Your goal ::
Please give the listing again, word for word, with nothing left out.

Data for the task ::
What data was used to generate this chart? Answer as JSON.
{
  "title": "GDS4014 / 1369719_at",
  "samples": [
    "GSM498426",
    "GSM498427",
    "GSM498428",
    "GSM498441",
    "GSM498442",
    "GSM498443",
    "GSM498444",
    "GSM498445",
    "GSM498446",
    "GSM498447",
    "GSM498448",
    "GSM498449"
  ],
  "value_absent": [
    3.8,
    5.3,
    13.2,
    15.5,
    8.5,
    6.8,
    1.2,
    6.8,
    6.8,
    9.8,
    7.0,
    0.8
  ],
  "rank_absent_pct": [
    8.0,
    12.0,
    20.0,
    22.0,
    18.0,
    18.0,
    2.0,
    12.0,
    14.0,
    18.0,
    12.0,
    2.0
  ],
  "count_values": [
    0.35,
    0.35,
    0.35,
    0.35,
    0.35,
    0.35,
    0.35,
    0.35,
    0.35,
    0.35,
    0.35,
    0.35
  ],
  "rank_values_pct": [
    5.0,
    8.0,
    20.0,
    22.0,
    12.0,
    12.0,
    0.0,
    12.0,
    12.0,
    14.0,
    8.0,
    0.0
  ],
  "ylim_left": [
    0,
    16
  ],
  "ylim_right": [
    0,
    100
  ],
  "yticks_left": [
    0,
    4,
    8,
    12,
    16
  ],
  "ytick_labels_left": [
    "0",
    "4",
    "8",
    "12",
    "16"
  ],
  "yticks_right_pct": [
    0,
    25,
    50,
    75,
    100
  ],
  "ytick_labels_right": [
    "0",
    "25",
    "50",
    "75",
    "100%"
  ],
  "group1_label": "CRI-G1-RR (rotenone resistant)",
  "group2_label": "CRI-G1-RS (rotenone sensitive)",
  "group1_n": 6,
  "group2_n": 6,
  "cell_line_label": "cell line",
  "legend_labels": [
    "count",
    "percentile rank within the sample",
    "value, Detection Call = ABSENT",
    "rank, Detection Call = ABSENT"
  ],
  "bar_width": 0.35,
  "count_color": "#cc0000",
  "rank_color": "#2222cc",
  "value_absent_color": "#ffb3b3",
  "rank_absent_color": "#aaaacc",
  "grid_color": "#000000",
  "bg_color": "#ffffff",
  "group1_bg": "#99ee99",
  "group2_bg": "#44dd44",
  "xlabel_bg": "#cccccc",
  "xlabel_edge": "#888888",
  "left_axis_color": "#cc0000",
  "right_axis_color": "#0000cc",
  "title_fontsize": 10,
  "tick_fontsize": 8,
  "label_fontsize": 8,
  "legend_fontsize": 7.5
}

Result of the task ::
What data was used to generate this chart? Answer as JSON.
{
  "title": "GDS4014 / 1369719_at",
  "samples": [
    "GSM498426",
    "GSM498427",
    "GSM498428",
    "GSM498441",
    "GSM498442",
    "GSM498443",
    "GSM498444",
    "GSM498445",
    "GSM498446",
    "GSM498447",
    "GSM498448",
    "GSM498449"
  ],
  "value_absent": [
    3.8,
    5.3,
    13.2,
    15.5,
    8.5,
    6.8,
    1.2,
    6.8,
    6.8,
    9.8,
    7.0,
    0.8
  ],
  "rank_absent_pct": [
    8.0,
    12.0,
    20.0,
    22.0,
    18.0,
    18.0,
    2.0,
    12.0,
    14.0,
    18.0,
    12.0,
    2.0
  ],
  "count_values": [
    0.35,
    0.35,
    0.35,
    0.35,
    0.35,
    0.35,
    0.35,
    0.35,
    0.35,
    0.35,
    0.35,
    0.35
  ],
  "rank_values_pct": [
    5.0,
    8.0,
    20.0,
    22.0,
    12.0,
    12.0,
    0.0,
    12.0,
    12.0,
    14.0,
    8.0,
    0.0
  ],
  "ylim_left": [
    0,
    16
  ],
  "ylim_right": [
    0,
    100
  ],
  "yticks_left": [
    0,
    4,
    8,
    12,
    16
  ],
  "ytick_labels_left": [
    "0",
    "4",
    "8",
    "12",
    "16"
  ],
  "yticks_right_pct": [
    0,
    25,
    50,
    75,
    100
  ],
  "ytick_labels_right": [
    "0",
    "25",
    "50",
    "75",
    "100%"
  ],
  "group1_label": "CRI-G1-RR (rotenone resistant)",
  "group2_label": "CRI-G1-RS (rotenone sensitive)",
  "group1_n": 6,
  "group2_n": 6,
  "cell_line_label": "cell line",
  "legend_labels": [
    "count",
    "percentile rank within the sample",
    "value, Detection Call = ABSENT",
    "rank, Detection Call = ABSENT"
  ],
  "bar_width": 0.35,
  "count_color": "#cc0000",
  "rank_color": "#2222cc",
  "value_absent_color": "#ffb3b3",
  "rank_absent_color": "#aaaacc",
  "grid_color": "#000000",
  "bg_color": "#ffffff",
  "group1_bg": "#99ee99",
  "group2_bg": "#44dd44",
  "xlabel_bg": "#cccccc",
  "xlabel_edge": "#888888",
  "left_axis_color": "#cc0000",
  "right_axis_color": "#0000cc",
  "title_fontsize": 10,
  "tick_fontsize": 8,
  "label_fontsize": 8,
  "legend_fontsize": 7.5
}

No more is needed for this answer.